• [WORK INSTRUCTIONS]: Set out every line bearing the string "action".

• [PROVIDED DATA]:
..............................

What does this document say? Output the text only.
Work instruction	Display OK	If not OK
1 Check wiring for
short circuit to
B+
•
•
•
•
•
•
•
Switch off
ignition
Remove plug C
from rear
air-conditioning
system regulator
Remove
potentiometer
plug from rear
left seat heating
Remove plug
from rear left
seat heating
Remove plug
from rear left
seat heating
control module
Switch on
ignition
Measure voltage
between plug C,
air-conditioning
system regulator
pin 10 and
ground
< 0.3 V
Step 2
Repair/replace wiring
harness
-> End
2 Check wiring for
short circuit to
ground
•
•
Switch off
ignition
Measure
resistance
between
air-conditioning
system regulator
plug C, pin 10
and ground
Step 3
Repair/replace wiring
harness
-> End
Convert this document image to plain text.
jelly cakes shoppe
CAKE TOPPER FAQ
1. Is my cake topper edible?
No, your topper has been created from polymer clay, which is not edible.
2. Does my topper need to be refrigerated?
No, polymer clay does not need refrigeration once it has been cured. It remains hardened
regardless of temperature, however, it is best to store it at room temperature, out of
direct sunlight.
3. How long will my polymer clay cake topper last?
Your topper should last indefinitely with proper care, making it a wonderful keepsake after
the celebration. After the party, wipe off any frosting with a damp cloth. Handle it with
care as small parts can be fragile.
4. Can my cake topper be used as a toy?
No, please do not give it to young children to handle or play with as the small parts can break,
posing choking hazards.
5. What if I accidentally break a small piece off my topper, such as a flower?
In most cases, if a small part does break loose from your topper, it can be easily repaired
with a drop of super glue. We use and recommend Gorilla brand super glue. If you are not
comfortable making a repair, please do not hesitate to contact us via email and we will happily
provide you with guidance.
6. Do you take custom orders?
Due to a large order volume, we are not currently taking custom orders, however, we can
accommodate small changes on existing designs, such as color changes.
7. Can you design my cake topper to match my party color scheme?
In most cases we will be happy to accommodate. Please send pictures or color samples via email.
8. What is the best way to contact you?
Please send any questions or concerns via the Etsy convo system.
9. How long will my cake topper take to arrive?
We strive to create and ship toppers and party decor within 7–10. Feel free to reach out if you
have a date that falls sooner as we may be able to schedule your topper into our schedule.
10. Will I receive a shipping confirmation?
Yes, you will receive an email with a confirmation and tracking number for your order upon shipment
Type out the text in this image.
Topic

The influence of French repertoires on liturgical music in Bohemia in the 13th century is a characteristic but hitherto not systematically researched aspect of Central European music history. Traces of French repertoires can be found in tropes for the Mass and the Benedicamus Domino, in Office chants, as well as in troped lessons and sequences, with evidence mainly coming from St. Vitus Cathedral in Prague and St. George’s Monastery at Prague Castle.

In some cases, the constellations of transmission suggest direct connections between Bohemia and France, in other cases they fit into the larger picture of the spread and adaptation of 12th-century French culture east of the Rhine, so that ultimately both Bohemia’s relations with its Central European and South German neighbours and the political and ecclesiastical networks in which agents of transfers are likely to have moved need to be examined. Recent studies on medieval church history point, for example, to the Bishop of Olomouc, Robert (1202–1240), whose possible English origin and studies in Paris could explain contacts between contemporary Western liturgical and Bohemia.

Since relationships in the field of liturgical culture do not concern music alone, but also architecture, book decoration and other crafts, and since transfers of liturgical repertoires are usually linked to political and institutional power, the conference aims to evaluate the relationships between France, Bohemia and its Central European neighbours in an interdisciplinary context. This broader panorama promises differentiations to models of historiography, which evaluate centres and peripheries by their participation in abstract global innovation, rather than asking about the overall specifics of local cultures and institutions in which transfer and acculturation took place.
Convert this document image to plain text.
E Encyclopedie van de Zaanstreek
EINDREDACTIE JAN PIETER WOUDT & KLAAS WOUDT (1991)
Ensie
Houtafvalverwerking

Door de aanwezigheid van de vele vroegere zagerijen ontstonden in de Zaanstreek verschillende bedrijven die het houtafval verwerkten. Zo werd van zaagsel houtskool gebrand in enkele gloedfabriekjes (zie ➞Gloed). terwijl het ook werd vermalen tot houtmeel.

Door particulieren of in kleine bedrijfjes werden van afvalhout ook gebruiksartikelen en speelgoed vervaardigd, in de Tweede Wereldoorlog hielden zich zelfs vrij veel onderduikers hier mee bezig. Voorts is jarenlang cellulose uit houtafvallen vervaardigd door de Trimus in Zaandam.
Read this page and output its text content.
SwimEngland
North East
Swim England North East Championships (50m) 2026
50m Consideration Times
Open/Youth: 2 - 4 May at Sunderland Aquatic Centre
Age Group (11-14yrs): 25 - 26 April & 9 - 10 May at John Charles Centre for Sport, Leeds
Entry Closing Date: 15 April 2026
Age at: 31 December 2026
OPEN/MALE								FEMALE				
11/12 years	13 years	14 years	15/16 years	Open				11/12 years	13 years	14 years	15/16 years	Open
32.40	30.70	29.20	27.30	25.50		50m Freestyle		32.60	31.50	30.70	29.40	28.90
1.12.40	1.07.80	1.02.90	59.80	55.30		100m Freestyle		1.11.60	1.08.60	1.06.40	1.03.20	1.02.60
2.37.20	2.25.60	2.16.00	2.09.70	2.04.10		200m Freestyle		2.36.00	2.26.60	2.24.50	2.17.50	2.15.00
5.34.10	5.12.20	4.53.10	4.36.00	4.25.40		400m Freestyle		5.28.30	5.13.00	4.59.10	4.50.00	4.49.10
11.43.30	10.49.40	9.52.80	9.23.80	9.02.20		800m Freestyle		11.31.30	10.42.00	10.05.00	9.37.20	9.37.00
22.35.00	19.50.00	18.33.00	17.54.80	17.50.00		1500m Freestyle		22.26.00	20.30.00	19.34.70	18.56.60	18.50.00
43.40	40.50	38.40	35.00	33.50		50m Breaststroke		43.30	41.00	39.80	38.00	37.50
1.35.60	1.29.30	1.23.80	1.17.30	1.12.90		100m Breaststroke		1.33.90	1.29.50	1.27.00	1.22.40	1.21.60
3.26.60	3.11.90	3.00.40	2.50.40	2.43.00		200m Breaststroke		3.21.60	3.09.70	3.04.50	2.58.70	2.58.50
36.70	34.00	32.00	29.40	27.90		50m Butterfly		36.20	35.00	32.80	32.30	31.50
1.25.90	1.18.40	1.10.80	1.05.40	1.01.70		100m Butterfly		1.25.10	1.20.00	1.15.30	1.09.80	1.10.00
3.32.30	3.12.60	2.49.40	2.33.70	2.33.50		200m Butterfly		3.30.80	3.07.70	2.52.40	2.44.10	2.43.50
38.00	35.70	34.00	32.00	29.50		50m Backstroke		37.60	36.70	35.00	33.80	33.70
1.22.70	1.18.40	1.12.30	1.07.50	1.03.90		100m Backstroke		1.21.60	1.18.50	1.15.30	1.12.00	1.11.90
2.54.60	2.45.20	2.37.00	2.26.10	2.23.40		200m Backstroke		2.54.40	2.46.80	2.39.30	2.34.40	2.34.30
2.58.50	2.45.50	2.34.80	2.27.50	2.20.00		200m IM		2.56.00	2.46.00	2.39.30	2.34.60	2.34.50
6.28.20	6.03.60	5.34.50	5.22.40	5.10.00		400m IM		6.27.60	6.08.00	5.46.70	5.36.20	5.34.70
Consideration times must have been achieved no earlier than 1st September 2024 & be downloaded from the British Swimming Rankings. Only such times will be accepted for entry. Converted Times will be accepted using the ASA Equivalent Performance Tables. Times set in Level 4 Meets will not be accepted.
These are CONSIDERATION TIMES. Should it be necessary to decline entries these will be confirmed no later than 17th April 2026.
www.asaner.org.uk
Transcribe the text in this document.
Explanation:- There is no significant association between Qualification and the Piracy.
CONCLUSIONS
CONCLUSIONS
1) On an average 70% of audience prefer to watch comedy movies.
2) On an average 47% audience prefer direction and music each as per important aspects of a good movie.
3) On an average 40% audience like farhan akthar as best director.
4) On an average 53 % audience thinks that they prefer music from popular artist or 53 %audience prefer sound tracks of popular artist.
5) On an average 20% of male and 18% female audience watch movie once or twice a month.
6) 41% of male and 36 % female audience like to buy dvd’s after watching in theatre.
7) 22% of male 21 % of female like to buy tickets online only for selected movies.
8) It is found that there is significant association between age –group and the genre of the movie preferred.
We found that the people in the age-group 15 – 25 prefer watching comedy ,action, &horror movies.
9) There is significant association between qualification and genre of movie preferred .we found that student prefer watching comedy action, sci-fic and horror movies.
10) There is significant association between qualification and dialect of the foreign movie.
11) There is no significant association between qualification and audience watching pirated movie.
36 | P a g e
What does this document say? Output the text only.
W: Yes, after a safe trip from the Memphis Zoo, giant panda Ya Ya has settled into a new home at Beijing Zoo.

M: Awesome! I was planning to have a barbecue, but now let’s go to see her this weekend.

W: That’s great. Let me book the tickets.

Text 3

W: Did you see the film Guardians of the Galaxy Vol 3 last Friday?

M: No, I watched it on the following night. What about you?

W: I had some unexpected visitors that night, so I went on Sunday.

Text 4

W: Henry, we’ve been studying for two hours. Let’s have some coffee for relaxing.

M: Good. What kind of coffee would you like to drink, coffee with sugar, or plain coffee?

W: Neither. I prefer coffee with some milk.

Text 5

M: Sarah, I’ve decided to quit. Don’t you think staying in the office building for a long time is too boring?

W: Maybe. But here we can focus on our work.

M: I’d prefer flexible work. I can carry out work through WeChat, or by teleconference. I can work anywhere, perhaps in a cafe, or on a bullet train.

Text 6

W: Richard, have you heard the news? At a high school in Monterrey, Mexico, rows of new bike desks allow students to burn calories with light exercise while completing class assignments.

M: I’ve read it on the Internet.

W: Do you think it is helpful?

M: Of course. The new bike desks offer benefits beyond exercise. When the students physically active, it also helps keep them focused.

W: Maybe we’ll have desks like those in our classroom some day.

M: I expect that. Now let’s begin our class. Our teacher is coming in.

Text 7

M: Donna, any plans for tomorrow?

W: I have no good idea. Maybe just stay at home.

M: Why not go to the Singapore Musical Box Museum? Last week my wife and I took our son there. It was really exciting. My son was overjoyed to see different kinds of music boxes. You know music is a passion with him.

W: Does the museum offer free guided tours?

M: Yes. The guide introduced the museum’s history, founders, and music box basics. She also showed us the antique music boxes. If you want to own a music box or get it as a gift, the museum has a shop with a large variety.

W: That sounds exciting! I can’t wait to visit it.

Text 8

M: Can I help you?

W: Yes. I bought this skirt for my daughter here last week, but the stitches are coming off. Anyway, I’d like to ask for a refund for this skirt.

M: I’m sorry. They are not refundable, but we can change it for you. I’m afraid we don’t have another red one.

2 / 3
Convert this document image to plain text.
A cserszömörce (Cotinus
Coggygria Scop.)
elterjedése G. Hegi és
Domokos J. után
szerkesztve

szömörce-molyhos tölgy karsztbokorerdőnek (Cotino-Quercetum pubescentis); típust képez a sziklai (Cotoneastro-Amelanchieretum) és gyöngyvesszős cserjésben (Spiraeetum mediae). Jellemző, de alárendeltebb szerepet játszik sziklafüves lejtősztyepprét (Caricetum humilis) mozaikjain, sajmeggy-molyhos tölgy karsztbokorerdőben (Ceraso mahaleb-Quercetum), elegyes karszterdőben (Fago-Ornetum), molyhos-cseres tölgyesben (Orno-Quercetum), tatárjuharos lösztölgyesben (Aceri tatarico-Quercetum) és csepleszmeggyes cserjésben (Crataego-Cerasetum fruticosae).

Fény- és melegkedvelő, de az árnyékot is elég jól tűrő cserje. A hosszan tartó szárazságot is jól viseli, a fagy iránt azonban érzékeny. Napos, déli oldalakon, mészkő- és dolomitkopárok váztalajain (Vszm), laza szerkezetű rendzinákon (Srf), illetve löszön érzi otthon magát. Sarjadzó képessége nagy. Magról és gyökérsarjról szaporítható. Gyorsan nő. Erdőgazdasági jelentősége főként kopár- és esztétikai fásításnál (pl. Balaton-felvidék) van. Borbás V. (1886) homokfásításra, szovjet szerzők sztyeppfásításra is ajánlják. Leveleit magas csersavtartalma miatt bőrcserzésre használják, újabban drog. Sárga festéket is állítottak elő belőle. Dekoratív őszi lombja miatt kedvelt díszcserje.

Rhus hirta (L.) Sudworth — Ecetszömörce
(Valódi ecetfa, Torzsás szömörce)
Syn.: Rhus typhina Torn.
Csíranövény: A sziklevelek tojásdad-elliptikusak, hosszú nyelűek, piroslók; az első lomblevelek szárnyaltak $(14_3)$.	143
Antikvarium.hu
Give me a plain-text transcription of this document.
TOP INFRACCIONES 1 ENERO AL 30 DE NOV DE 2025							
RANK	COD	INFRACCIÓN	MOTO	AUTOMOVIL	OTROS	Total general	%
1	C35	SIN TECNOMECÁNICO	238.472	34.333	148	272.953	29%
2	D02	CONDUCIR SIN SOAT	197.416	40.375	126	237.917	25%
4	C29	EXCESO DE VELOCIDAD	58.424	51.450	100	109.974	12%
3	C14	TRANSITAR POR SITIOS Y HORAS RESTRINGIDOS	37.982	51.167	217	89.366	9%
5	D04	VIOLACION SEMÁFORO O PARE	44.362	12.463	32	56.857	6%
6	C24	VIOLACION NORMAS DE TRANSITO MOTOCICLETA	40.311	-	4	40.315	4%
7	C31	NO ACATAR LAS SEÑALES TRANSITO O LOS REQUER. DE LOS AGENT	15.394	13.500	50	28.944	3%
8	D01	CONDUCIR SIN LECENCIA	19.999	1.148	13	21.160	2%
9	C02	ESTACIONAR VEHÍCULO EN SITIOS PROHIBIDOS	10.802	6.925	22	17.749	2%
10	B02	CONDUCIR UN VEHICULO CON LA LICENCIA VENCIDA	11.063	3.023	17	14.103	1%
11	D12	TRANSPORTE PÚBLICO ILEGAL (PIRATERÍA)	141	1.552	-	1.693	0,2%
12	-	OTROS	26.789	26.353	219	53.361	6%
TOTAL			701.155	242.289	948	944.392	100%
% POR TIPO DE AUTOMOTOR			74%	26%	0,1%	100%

..............................

• [EXERCISE RESULT]:
We found that the people in the age-group 15 – 25 prefer watching comedy ,action, &horror movies.
9) There is significant association between qualification and genre of movie preferred .we found that student prefer watching comedy action, sci-fic and horror movies.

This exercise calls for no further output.